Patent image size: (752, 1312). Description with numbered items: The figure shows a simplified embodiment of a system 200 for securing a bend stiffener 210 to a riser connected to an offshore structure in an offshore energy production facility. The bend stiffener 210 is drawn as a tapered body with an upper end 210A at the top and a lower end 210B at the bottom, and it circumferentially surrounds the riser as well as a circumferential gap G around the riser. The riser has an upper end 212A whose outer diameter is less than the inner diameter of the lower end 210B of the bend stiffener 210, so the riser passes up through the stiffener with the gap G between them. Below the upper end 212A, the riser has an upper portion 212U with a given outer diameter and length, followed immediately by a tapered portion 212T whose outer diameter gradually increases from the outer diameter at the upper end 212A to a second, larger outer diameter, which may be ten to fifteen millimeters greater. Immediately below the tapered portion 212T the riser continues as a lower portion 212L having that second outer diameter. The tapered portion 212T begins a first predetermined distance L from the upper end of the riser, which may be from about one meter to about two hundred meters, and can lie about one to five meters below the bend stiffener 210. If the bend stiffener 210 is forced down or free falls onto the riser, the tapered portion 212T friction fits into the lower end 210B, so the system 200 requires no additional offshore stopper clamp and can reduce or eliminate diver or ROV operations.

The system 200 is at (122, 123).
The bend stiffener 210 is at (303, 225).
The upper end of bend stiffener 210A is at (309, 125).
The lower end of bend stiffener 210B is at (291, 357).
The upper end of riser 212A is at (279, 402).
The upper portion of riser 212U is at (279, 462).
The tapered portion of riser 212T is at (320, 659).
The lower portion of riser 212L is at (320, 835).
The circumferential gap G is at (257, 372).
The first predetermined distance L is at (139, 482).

## Exercise objective
Turn all the lines above into a numbered list, leaving out the blank lines.

## Answer for this exercise
1. Patent image size: (752, 1312). Description with numbered items: The figure shows a simplified embodiment of a system 200 for securing a bend stiffener 210 to a riser connected to an offshore structure in an offshore energy production facility. The bend stiffener 210 is drawn as a tapered body with an upper end 210A at the top and a lower end 210B at the bottom, and it circumferentially surrounds the riser as well as a circumferential gap G around the riser. The riser has an upper end 212A whose outer diameter is less than the inner diameter of the lower end 210B of the bend stiffener 210, so the riser passes up through the stiffener with the gap G between them. Below the upper end 212A, the riser has an upper portion 212U with a given outer diameter and length, followed immediately by a tapered portion 212T whose outer diameter gradually increases from the outer diameter at the upper end 212A to a second, larger outer diameter, which may be ten to fifteen millimeters greater. Immediately below the tapered portion 212T the riser continues as a lower portion 212L having that second outer diameter. The tapered portion 212T begins a first predetermined distance L from the upper end of the riser, which may be from about one meter to about two hundred meters, and can lie about one to five meters below the bend stiffener 210. If the bend stiffener 210 is forced down or free falls onto the riser, the tapered portion 212T friction fits into the lower end 210B, so the system 200 requires no additional offshore stopper clamp and can reduce or eliminate diver or ROV operations.
2. The system 200 is at (122, 123).
3. The bend stiffener 210 is at (303, 225).
4. The upper end of bend stiffener 210A is at (309, 125).
5. The lower end of bend stiffener 210B is at (291, 357).
6. The upper end of riser 212A is at (279, 402).
7. The upper portion of riser 212U is at (279, 462).
8. The tapered portion of riser 212T is at (320, 659).
9. The lower portion of riser 212L is at (320, 835).
10. The circumferential gap G is at (257, 372).
11. The first predetermined distance L is at (139, 482).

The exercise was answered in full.